De acordo com o artigo sobre o mercado de arte, a que o nome Blombô presta tributo?
----- Artigo
O mercado de arte contemporânea vive um dilema paradoxal. Marchands e artistas desejam alcançar um público consumidor (bem) maior. Porém, a mera ideia de pôr obras de arte para venda direta em canais online pode causar arrepios.
Estamos falando de produtos cujo valor depende fortemente da impressão de qualidade despertada no consumidor; a aura de exclusividade, que pode ser traduzida por fetiche (inclusive na acepção marxista, o fetiche da mercadoria), é central aqui. O marketplace, nesse caso, poderia jogar contra quem deveria beneficiar, ao supostamente vulgarizar o que ali se vende.
Para galeristas, manter canais de venda em seus próprios sites pode parecer pouco respeitoso, como que a conspurcar a pureza da obra de arte. Por outro lado, ir para um marketplace – em que é imperioso divulgar o preço da obra – seria a desglamurização total.
Mesmo assim, a ex-representante da casa de leilões Christie’s no Brasil, Lizandra Alvim, o galerista Carlos Dale e o empresário do mercado financeiro Gustavo Ribas tiveram a ideia de montar um marketplace de obras de arte – e efetivamente o fizeram, em 2017.
Hoje já sem Gustavo, a Blombô – o nome é um tributo a um sítio arqueológico sul-africano em que foi encontrado um registro ancestral de arte pictórica – comercializa nomes prestigiosos da arte brasileira como Nelson Leirner, Tunga, Cildo Meireles e a novíssima Nina Pandolfo, que em janeiro de 2024 concluiu exposição individual na galeria Zipper, em São Paulo.
Nomes consagrados e bem mais previsíveis da arte moderna, cujas obras circulam fartamente em leilões desde tempos imemoriais, como Di Cavalcanti, Alfredo Volpi e Lasar Segall, também aparecem, ao lado de trabalhos de alguns raros artistas estrangeiros como Andy Warhol e o enfant terrible Banksy.
A Blombô mistura em sua plataforma, sem distinção, os chamados mercados primário e secundário de arte. De modo geral, mercado primário é formado pelas galerias e artistas que elas representam; secundário, aquele abastecido pelos colecionadores que buscam vender seus acervos. Um mesmo artista pode estar nos dois “hemisférios”.
----------
----- Dados fornecidos
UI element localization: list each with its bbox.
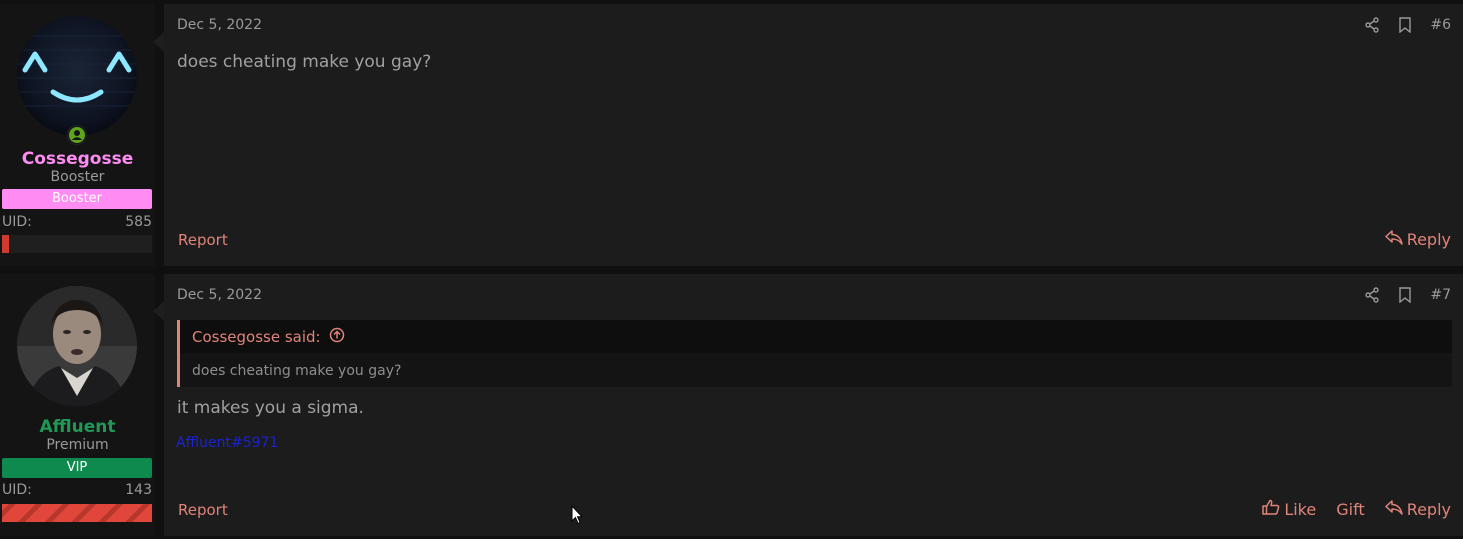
----------
----- Dados fornecidos
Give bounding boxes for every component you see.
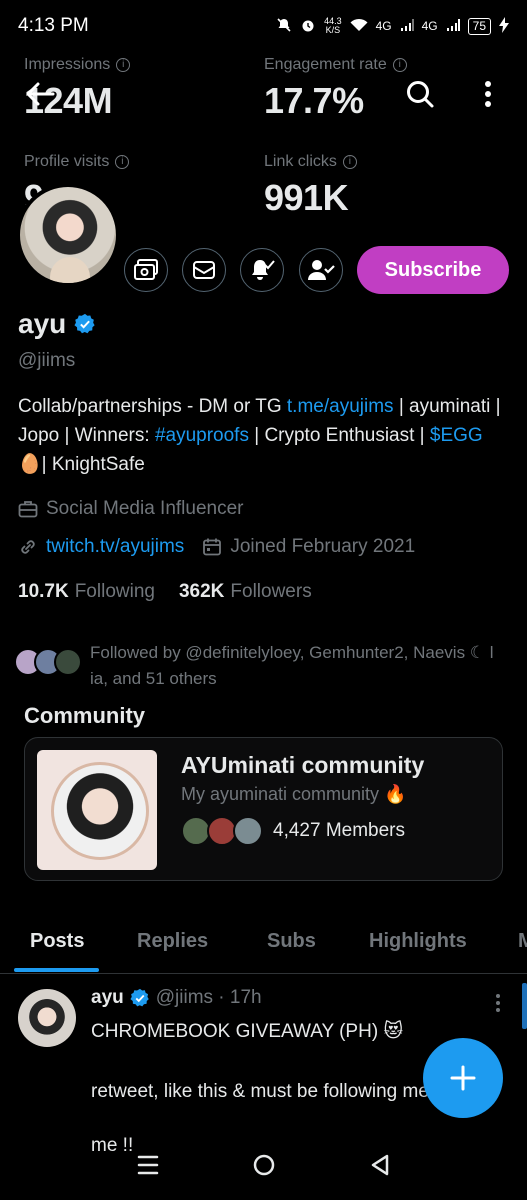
----------
→ **Resposta completa**:
A um sítio arqueológico sul-africano em que foi encontrado um registro ancestral de arte pictórica.